* WHAT NEEDS TO BE DONE *
Print the data exactly, leaving nothing out.
########################################
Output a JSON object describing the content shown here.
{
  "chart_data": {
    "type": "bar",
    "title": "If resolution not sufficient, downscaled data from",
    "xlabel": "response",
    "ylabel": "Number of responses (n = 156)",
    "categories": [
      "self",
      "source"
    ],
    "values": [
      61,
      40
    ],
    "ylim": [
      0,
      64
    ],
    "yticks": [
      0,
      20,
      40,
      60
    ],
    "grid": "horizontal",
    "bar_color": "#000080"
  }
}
########################################
* THE RESULT *
Output a JSON object describing the content shown here.
{
  "chart_data": {
    "type": "bar",
    "title": "If resolution not sufficient, downscaled data from",
    "xlabel": "response",
    "ylabel": "Number of responses (n = 156)",
    "categories": [
      "self",
      "source"
    ],
    "values": [
      61,
      40
    ],
    "ylim": [
      0,
      64
    ],
    "yticks": [
      0,
      20,
      40,
      60
    ],
    "grid": "horizontal",
    "bar_color": "#000080"
  }
}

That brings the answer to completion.